- _SET EXERCISE_:
Below are the records; collect from them each line containing the string "this".
****
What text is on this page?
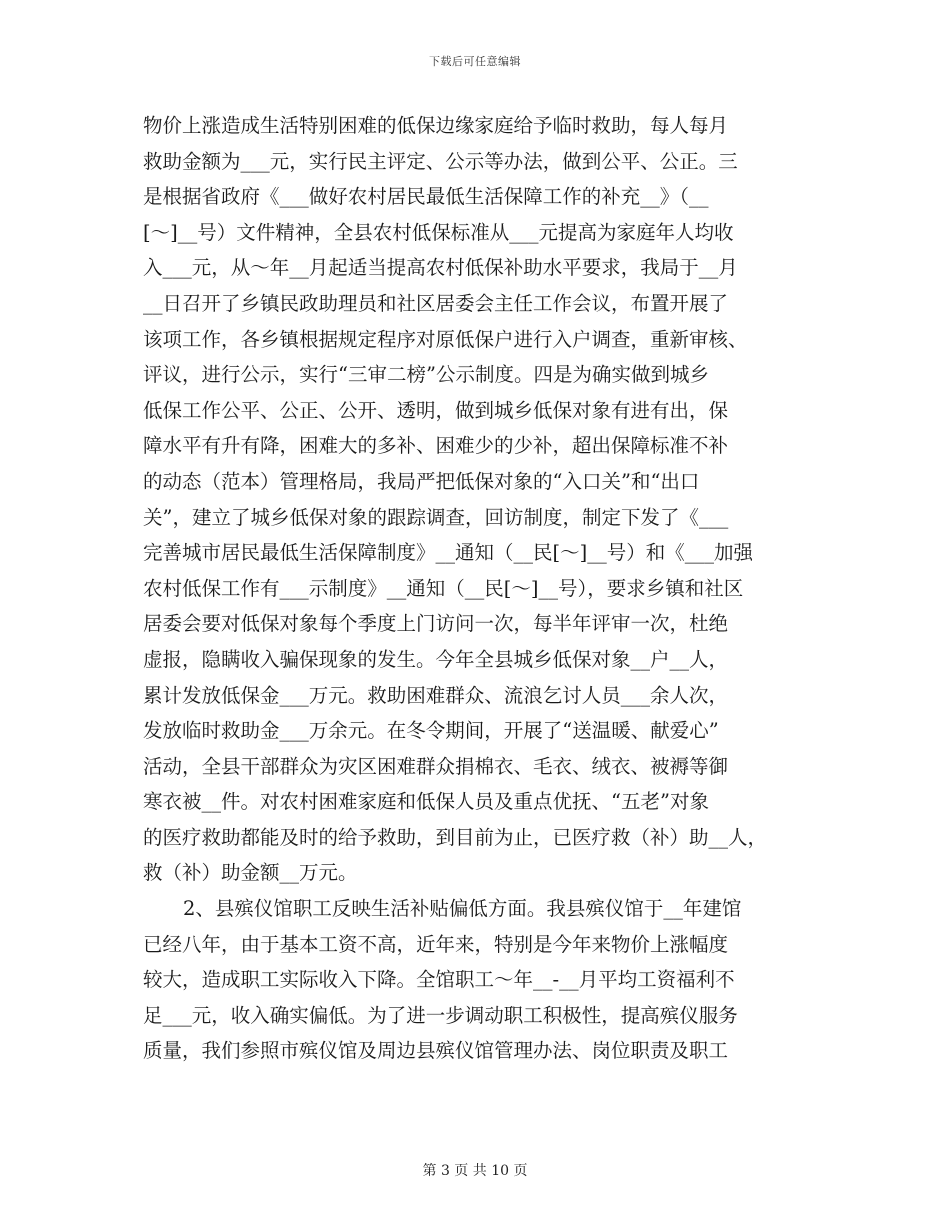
下载后可任意编辑
物价上涨造成生活特别困难的低保边缘家庭给予临时救助，每人每月
救助金额为___元，实行民主评定、公示等办法，做到公平、公正。三
是根据省政府《___做好农村居民最低生活保障工作的补充__》（__
[～]__号）文件精神，全县农村低保标准从___元提高为家庭年人均收
入___元，从～年__月起适当提高农村低保补助水平要求，我局于__月
__日召开了乡镇民政助理员和社区居委会主任工作会议，布置开展了
该项工作，各乡镇根据规定程序对原低保户进行入户调查，重新审核、
评议，进行公示，实行“三审二榜”公示制度。四是为确实做到城乡
低保工作公平、公正、公开、透明，做到城乡低保对象有进有出，保
障水平有升有降，困难大的多补、困难少的少补，超出保障标准不补
的动态（范本）管理格局，我局严把低保对象的“入口关”和“出口
关”，建立了城乡低保对象的跟踪调查，回访制度，制定下发了《___
完善城市居民最低生活保障制度》__通知（__民[～]__号）和《___加强
农村低保工作有___示制度》__通知（__民[～]__号），要求乡镇和社区
居委会要对低保对象每个季度上门访问一次，每半年评审一次，杜绝
虚报，隐瞒收入骗保现象的发生。今年全县城乡低保对象__户__人，
累计发放低保金___万元。救助困难群众、流浪乞讨人员___余人次，
发放临时救助金___万余元。在冬令期间，开展了“送温暖、献爱心”
活动，全县干部群众为灾区困难群众捐棉衣、毛衣、绒衣、被褥等御
寒衣被__件。对农村困难家庭和低保人员及重点优抚、“五老”对象
的医疗救助都能及时的给予救助，到目前为止，已医疗救（补）助__人，
救（补）助金额__万元。
2、县殡仪馆职工反映生活补贴偏低方面。我县殡仪馆于__年建馆
已经八年，由于基本工资不高，近年来，特别是今年来物价上涨幅度
较大，造成职工实际收入下降。全馆职工～年__-__月平均工资福利不
足___元，收入确实偏低。为了进一步调动职工积极性，提高殡仪服务
质量，我们参照市殡仪馆及周边县殡仪馆管理办法、岗位职责及职工
第 3 页 共 10 页
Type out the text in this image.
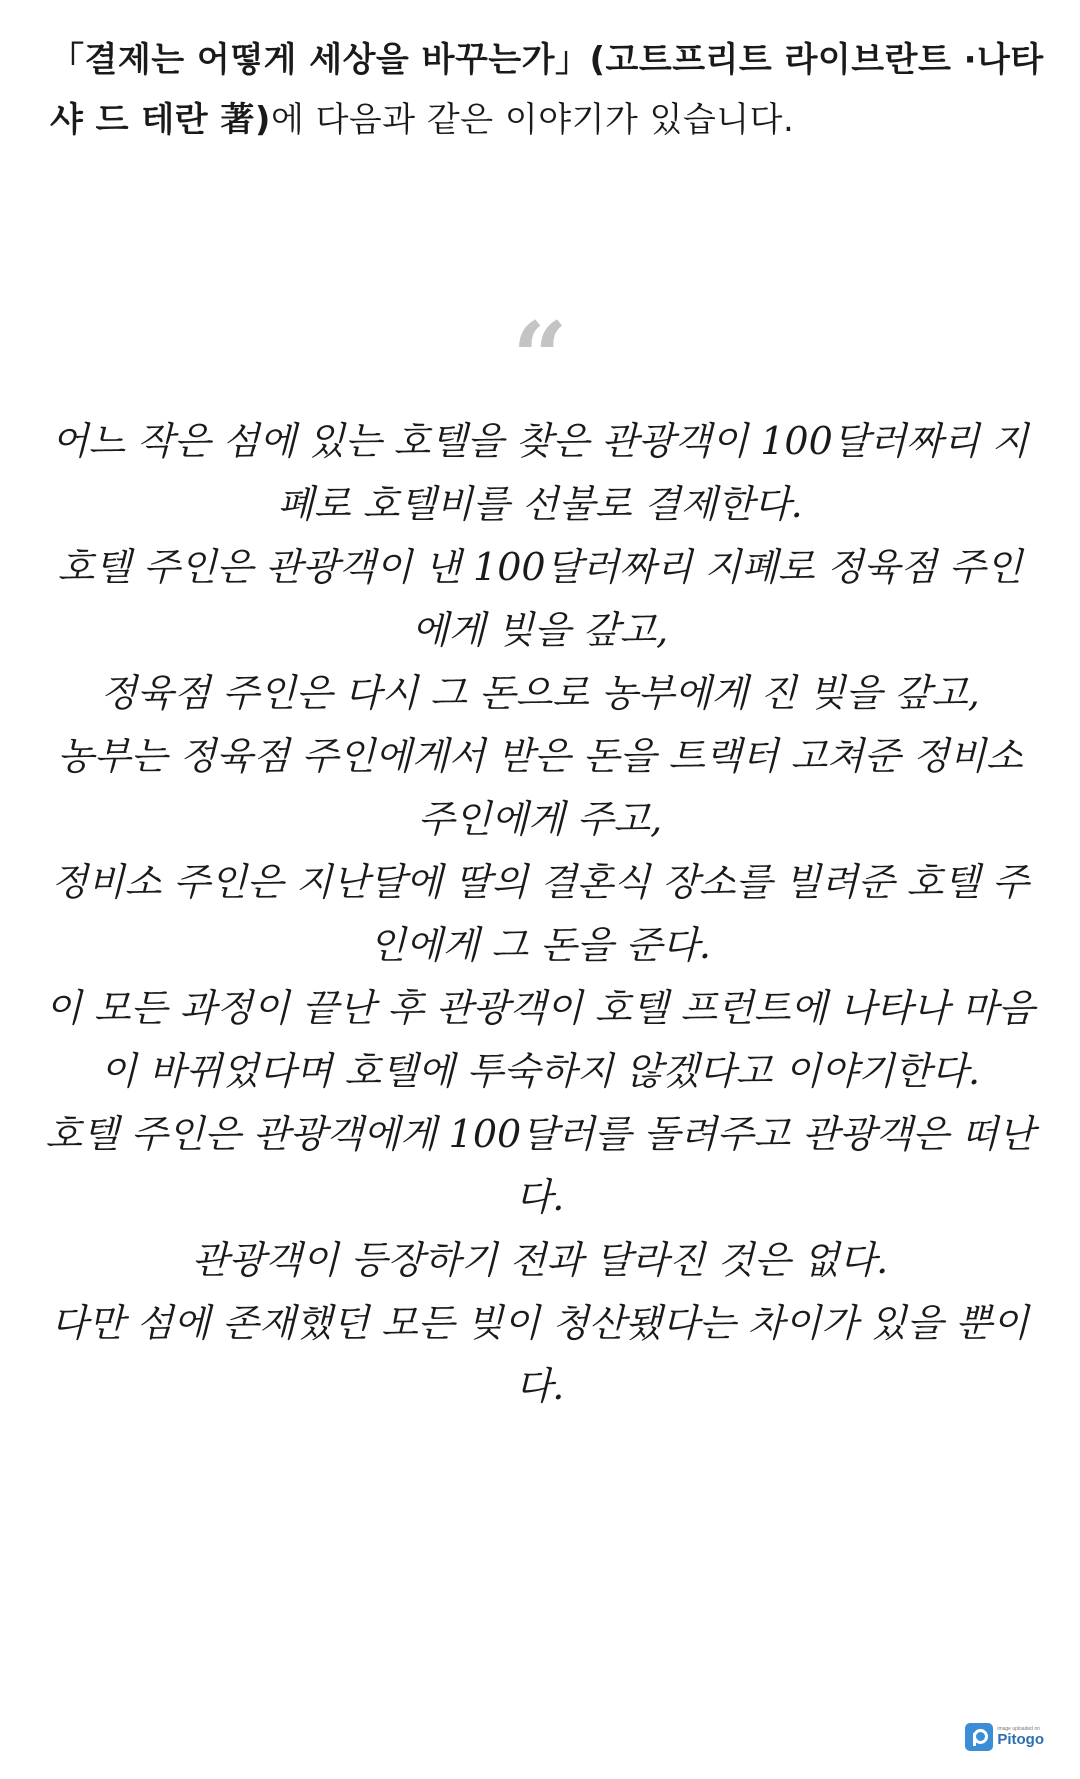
「결제는 어떻게 세상을 바꾸는가」(고트프리트 라이브란트 ·나타샤 드 테란 著)에 다음과 같은 이야기가 있습니다.
“
어느 작은 섬에 있는 호텔을 찾은 관광객이 100달러짜리 지폐로 호텔비를 선불로 결제한다.
호텔 주인은 관광객이 낸 100달러짜리 지폐로 정육점 주인에게 빚을 갚고,
정육점 주인은 다시 그 돈으로 농부에게 진 빚을 갚고,
농부는 정육점 주인에게서 받은 돈을 트랙터 고쳐준 정비소 주인에게 주고,
정비소 주인은 지난달에 딸의 결혼식 장소를 빌려준 호텔 주인에게 그 돈을 준다.
이 모든 과정이 끝난 후 관광객이 호텔 프런트에 나타나 마음이 바뀌었다며 호텔에 투숙하지 않겠다고 이야기한다.
호텔 주인은 관광객에게 100달러를 돌려주고 관광객은 떠난다.
관광객이 등장하기 전과 달라진 것은 없다.
다만 섬에 존재했던 모든 빚이 청산됐다는 차이가 있을 뿐이다.
image uploaded on
Pitogo
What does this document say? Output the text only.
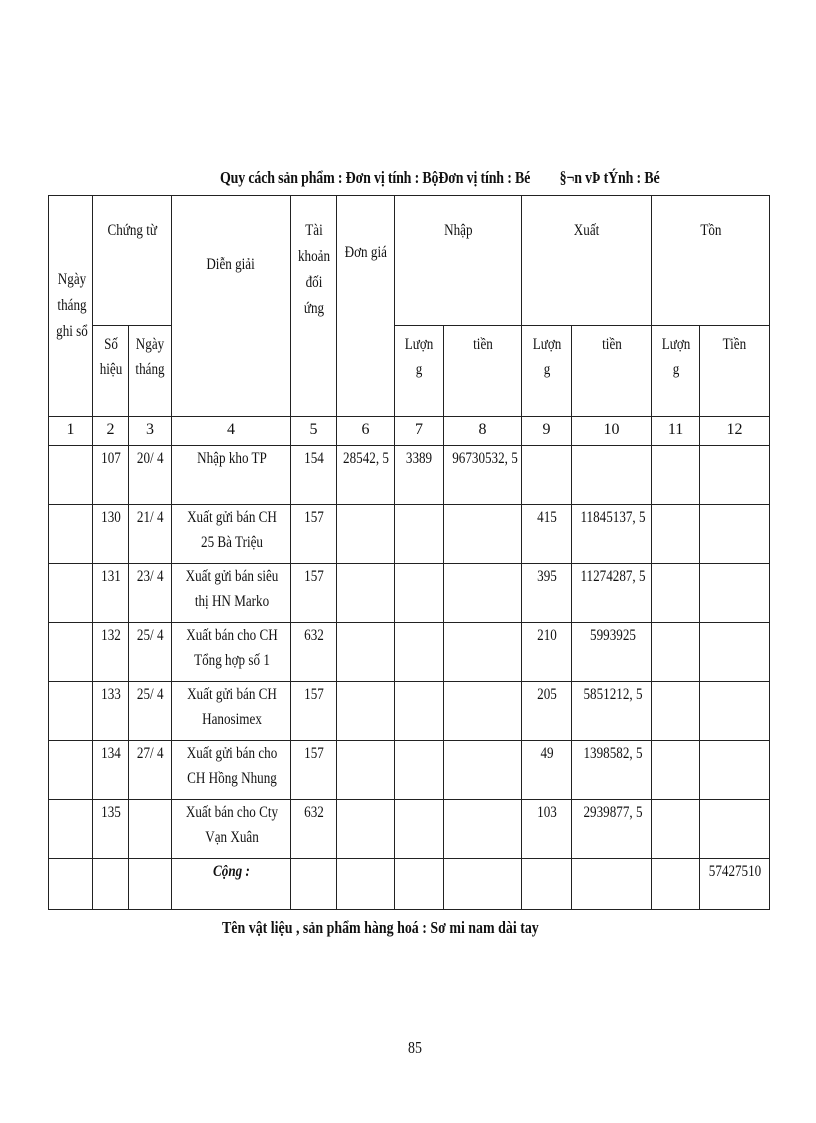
Quy cách sản phẩm : Đơn vị tính : BộĐơn vị tính : Bé §¬n vÞ tÝnh : Bé
Ngày tháng ghi sổ	Chứng từ		Diễn giải	Tài khoản đối ứng	Đơn giá	Nhập		Xuất		Tồn	
	Số hiệu	Ngày tháng				Lượng	tiền	Lượng	tiền	Lượng	Tiền
1	2	3	4	5	6	7	8	9	10	11	12
	107	20/ 4	Nhập kho TP	154	28542, 5	3389	96730532, 5				
	130	21/ 4	Xuất gửi bán CH 25 Bà Triệu	157				415	11845137, 5		
	131	23/ 4	Xuất gửi bán siêu thị HN Marko	157				395	11274287, 5		
	132	25/ 4	Xuất bán cho CH Tổng hợp số 1	632				210	5993925		
	133	25/ 4	Xuất gửi bán CH Hanosimex	157				205	5851212, 5		
	134	27/ 4	Xuất gửi bán cho CH Hồng Nhung	157				49	1398582, 5		
	135		Xuất bán cho Cty Vạn Xuân	632				103	2939877, 5		
			Cộng :								57427510
Tên vật liệu , sản phẩm hàng hoá : Sơ mi nam dài tay
85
****
- _ANSWER FOR THE TASK_:
What text is on this page?
Type out the text in this image.
What does this document say? Output the text only.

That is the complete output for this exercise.